[START OF EXTRACTED RECORDS]

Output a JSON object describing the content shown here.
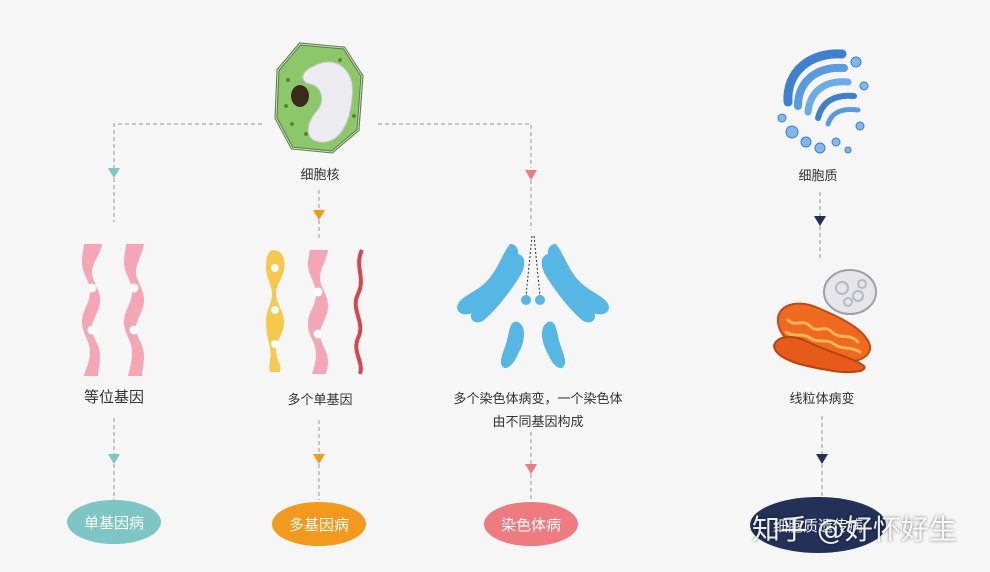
{
  "sources": {
    "nucleus": "细胞核",
    "cytoplasm": "细胞质"
  },
  "branches": [
    {
      "mechanism": "等位基因",
      "disease": "单基因病",
      "color": "#7ec6c6"
    },
    {
      "mechanism": "多个单基因",
      "disease": "多基因病",
      "color": "#f39a1e"
    },
    {
      "mechanism_line1": "多个染色体病变，一个染色体",
      "mechanism_line2": "由不同基因构成",
      "disease": "染色体病",
      "color": "#ef7b80"
    },
    {
      "mechanism": "线粒体病变",
      "disease": "细胞质遗传病",
      "color": "#233159"
    }
  ],
  "colors": {
    "line": "#a8a8a8",
    "chromosome_pink": "#f4a6b4",
    "chromosome_yellow": "#f6c84c",
    "chromosome_red": "#d8454f",
    "chromosome_blue": "#56b6e4",
    "cell_green": "#8cc86a"
  },
  "icons": {
    "nucleus": "plant-cell-icon",
    "cytoplasm": "golgi-apparatus-icon",
    "mitochondria": "mitochondria-icon"
  },
  "watermark": "知乎 @好怀好生"
}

[END OF EXTRACTED RECORDS]

# REQUIREMENTS
Return the listing above in full and without alteration, excluding its pictures.

# SOLUTION BELOW
Output a JSON object describing the content shown here.
{
  "sources": {
    "nucleus": "细胞核",
    "cytoplasm": "细胞质"
  },
  "branches": [
    {
      "mechanism": "等位基因",
      "disease": "单基因病",
      "color": "#7ec6c6"
    },
    {
      "mechanism": "多个单基因",
      "disease": "多基因病",
      "color": "#f39a1e"
    },
    {
      "mechanism_line1": "多个染色体病变，一个染色体",
      "mechanism_line2": "由不同基因构成",
      "disease": "染色体病",
      "color": "#ef7b80"
    },
    {
      "mechanism": "线粒体病变",
      "disease": "细胞质遗传病",
      "color": "#233159"
    }
  ],
  "colors": {
    "line": "#a8a8a8",
    "chromosome_pink": "#f4a6b4",
    "chromosome_yellow": "#f6c84c",
    "chromosome_red": "#d8454f",
    "chromosome_blue": "#56b6e4",
    "cell_green": "#8cc86a"
  },
  "icons": {
    "nucleus": "plant-cell-icon",
    "cytoplasm": "golgi-apparatus-icon",
    "mitochondria": "mitochondria-icon"
  },
  "watermark": "知乎 @好怀好生"
}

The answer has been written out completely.